====== RECORDS FOR THIS TASK ======

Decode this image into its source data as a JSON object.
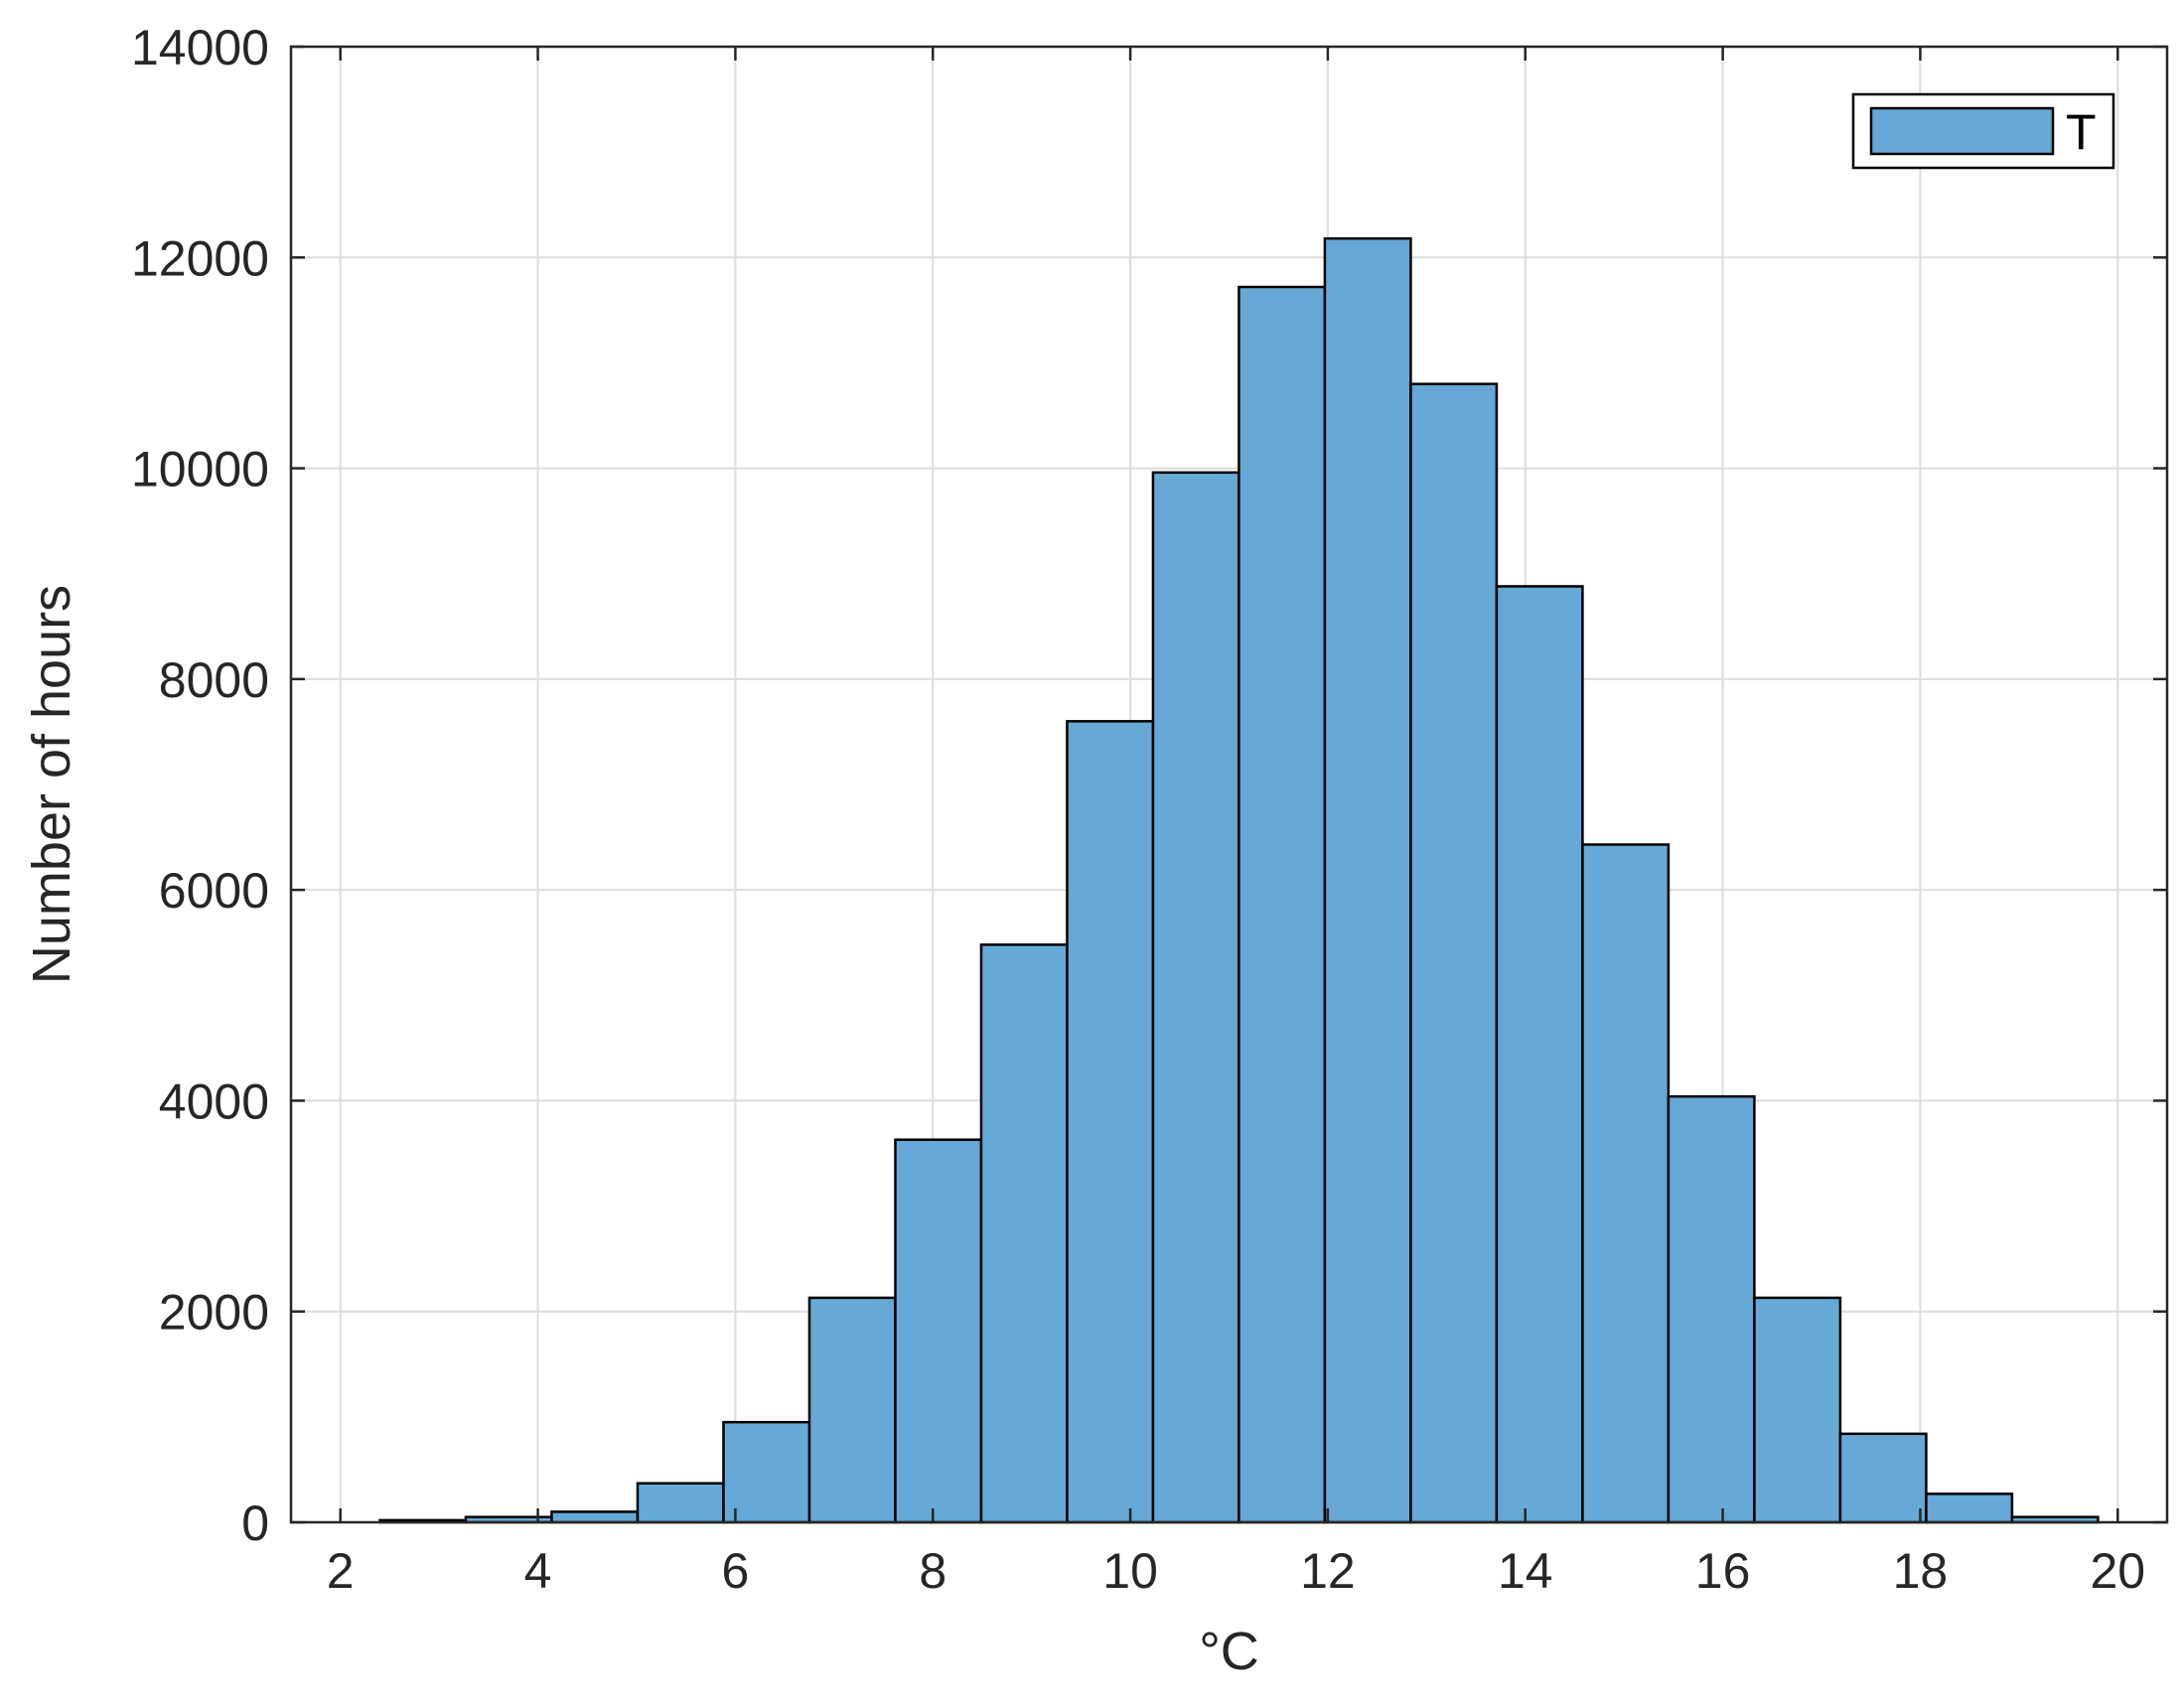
{
  "chart_data": {
    "type": "bar",
    "subtype": "histogram",
    "title": "",
    "xlabel": "°C",
    "ylabel": "Number of hours",
    "xlim": [
      1.5,
      20.5
    ],
    "ylim": [
      0,
      14000
    ],
    "xticks": [
      2,
      4,
      6,
      8,
      10,
      12,
      14,
      16,
      18,
      20
    ],
    "yticks": [
      0,
      2000,
      4000,
      6000,
      8000,
      10000,
      12000,
      14000
    ],
    "grid": true,
    "legend": {
      "position": "top-right",
      "entries": [
        "T"
      ]
    },
    "bar_color": "#66a8d6",
    "bin_edges": [
      2.4,
      3.27,
      4.14,
      5.01,
      5.88,
      6.75,
      7.62,
      8.49,
      9.36,
      10.23,
      11.1,
      11.97,
      12.84,
      13.71,
      14.58,
      15.45,
      16.32,
      17.19,
      18.06,
      18.93,
      19.8
    ],
    "series": [
      {
        "name": "T",
        "values": [
          20,
          50,
          100,
          370,
          950,
          2130,
          3630,
          5480,
          7600,
          9960,
          11720,
          12180,
          10800,
          8880,
          6430,
          4040,
          2130,
          840,
          270,
          50
        ]
      }
    ]
  }
}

======

> **REQUIRED TASK**: Copy out all the data exactly; skip the pictures.

> **WRITTEN REPLY**:
Decode this image into its source data as a JSON object.
{
  "chart_data": {
    "type": "bar",
    "subtype": "histogram",
    "title": "",
    "xlabel": "°C",
    "ylabel": "Number of hours",
    "xlim": [
      1.5,
      20.5
    ],
    "ylim": [
      0,
      14000
    ],
    "xticks": [
      2,
      4,
      6,
      8,
      10,
      12,
      14,
      16,
      18,
      20
    ],
    "yticks": [
      0,
      2000,
      4000,
      6000,
      8000,
      10000,
      12000,
      14000
    ],
    "grid": true,
    "legend": {
      "position": "top-right",
      "entries": [
        "T"
      ]
    },
    "bar_color": "#66a8d6",
    "bin_edges": [
      2.4,
      3.27,
      4.14,
      5.01,
      5.88,
      6.75,
      7.62,
      8.49,
      9.36,
      10.23,
      11.1,
      11.97,
      12.84,
      13.71,
      14.58,
      15.45,
      16.32,
      17.19,
      18.06,
      18.93,
      19.8
    ],
    "series": [
      {
        "name": "T",
        "values": [
          20,
          50,
          100,
          370,
          950,
          2130,
          3630,
          5480,
          7600,
          9960,
          11720,
          12180,
          10800,
          8880,
          6430,
          4040,
          2130,
          840,
          270,
          50
        ]
      }
    ]
  }
}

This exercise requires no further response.